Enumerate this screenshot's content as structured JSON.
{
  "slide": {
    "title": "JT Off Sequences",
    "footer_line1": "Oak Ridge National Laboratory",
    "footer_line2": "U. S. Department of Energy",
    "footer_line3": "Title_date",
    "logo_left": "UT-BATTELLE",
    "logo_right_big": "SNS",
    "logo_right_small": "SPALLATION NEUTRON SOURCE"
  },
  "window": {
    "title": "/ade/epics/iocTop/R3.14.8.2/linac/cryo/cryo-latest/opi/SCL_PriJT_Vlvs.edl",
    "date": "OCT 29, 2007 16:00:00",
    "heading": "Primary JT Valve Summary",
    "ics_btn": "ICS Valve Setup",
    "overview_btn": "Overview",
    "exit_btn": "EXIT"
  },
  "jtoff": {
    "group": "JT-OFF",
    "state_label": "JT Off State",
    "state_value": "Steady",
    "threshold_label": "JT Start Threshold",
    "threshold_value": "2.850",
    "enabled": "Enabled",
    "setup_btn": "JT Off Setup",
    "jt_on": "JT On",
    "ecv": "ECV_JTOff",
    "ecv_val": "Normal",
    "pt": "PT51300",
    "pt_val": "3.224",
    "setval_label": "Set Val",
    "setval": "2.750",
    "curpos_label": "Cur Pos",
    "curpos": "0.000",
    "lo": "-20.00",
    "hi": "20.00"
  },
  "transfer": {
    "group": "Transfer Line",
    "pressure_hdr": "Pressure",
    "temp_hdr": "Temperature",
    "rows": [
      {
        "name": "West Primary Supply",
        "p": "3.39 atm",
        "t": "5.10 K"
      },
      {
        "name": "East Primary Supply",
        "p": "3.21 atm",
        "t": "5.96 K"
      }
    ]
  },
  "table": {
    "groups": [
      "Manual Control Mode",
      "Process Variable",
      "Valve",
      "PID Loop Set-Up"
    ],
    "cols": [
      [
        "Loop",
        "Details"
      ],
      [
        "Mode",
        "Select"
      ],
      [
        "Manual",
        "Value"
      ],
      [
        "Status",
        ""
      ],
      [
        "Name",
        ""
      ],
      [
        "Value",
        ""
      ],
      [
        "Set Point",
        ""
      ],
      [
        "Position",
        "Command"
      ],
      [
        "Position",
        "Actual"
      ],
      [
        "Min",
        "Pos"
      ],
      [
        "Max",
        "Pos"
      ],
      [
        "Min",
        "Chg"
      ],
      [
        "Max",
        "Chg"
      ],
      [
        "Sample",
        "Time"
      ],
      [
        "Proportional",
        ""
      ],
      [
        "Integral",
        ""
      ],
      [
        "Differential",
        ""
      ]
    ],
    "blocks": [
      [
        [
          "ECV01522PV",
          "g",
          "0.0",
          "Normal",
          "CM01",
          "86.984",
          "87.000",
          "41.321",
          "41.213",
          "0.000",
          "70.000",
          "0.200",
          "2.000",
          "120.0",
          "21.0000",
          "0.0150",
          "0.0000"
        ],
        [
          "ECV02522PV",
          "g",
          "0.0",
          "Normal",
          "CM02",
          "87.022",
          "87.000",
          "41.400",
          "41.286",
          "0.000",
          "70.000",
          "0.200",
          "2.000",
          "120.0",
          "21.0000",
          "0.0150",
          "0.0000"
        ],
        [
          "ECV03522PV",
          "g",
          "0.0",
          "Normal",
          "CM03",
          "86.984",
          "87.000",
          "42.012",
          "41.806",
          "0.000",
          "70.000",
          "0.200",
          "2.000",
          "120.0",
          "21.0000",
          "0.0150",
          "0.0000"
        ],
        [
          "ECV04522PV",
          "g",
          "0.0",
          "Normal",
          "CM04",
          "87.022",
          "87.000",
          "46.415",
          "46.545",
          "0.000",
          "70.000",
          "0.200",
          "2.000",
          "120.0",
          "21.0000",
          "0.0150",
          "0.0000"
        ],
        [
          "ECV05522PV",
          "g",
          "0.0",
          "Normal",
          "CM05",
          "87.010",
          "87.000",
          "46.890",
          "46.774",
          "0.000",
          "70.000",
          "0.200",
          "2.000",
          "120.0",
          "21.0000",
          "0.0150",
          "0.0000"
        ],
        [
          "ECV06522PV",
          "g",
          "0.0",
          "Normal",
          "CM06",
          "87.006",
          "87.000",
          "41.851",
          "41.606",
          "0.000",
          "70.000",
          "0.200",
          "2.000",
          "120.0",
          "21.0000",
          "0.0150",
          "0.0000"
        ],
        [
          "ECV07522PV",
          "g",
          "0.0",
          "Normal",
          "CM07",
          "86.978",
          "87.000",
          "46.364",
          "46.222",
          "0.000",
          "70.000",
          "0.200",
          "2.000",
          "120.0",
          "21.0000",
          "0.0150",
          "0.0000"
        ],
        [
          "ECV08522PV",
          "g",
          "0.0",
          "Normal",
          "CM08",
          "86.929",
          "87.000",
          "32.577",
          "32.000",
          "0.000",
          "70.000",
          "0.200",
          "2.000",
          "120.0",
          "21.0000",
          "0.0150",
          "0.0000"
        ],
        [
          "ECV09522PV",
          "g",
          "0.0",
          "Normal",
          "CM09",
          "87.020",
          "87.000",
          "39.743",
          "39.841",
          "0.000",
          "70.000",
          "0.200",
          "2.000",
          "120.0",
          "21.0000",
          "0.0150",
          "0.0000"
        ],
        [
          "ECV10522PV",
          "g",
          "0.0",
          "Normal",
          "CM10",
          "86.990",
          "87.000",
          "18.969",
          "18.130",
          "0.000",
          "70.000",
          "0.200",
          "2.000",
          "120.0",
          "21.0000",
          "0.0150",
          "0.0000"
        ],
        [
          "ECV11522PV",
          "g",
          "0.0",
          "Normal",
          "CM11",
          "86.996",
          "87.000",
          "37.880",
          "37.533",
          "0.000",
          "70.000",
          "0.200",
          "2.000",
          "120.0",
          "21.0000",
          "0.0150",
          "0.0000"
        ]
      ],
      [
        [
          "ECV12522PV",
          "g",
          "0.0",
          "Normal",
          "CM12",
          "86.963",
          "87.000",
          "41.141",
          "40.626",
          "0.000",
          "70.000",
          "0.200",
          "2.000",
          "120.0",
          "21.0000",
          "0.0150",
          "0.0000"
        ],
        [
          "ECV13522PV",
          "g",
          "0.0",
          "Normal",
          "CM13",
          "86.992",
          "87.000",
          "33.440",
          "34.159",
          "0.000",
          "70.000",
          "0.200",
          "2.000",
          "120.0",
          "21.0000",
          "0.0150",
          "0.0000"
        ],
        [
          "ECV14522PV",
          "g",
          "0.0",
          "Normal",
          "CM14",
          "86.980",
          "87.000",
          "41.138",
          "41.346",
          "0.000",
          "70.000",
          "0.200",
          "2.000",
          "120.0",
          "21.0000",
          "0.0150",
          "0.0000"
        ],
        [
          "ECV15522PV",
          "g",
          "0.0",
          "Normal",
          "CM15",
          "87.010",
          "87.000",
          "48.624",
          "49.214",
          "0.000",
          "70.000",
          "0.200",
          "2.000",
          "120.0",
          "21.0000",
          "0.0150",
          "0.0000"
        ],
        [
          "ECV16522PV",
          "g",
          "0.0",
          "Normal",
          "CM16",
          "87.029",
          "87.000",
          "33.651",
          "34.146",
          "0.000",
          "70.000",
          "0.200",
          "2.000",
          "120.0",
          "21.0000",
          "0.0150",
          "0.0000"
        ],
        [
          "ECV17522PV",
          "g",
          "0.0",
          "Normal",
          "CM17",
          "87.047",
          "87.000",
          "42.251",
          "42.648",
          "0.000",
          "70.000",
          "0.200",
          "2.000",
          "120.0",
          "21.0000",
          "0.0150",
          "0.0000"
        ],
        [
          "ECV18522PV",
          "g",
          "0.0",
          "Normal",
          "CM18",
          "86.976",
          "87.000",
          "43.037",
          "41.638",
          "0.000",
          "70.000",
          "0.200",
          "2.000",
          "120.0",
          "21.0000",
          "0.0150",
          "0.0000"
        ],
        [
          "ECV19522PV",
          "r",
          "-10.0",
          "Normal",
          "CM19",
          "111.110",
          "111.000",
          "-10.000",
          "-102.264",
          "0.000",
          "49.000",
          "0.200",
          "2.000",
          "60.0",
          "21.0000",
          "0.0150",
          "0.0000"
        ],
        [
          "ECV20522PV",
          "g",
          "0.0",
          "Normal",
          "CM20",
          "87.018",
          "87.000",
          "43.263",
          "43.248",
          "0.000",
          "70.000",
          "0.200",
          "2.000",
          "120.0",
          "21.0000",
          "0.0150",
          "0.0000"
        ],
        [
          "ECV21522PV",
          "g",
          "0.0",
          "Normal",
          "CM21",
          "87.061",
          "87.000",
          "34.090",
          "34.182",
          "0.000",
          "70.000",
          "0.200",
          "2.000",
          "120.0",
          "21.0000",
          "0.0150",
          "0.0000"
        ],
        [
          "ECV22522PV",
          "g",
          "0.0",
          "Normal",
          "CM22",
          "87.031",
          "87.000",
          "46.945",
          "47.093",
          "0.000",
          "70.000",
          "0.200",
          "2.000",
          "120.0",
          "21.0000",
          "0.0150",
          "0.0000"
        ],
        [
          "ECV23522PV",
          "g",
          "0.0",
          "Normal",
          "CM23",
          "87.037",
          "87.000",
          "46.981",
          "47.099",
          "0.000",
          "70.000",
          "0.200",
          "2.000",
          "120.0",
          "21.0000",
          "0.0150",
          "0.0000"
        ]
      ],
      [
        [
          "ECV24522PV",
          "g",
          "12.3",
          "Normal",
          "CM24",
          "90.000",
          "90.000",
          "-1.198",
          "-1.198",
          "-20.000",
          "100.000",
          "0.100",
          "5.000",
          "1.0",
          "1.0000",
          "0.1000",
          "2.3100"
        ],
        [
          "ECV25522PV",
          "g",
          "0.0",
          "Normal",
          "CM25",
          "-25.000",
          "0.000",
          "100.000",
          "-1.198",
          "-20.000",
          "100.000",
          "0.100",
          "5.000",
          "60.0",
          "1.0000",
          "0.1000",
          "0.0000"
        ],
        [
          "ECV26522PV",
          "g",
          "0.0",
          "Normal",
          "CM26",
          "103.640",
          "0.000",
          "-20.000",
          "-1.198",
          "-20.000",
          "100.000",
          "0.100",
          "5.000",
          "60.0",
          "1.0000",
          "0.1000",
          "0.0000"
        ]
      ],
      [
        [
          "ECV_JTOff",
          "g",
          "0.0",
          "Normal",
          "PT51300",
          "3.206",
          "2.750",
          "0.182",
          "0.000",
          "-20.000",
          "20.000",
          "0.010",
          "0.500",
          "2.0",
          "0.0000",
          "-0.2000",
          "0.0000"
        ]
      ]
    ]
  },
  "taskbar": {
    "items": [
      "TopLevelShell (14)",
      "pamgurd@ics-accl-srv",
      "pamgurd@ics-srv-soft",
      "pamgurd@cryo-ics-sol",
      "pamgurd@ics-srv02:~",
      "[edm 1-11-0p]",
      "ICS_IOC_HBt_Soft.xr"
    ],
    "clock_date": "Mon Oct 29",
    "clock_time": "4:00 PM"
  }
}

> WRITTEN REQUEST
Whenever "pamgurd" turns up in a line, pick that line out.

> OUTPUT OF THE TASK
      "pamgurd@ics-accl-srv",
      "pamgurd@ics-srv-soft",
      "pamgurd@cryo-ics-sol",
      "pamgurd@ics-srv02:~",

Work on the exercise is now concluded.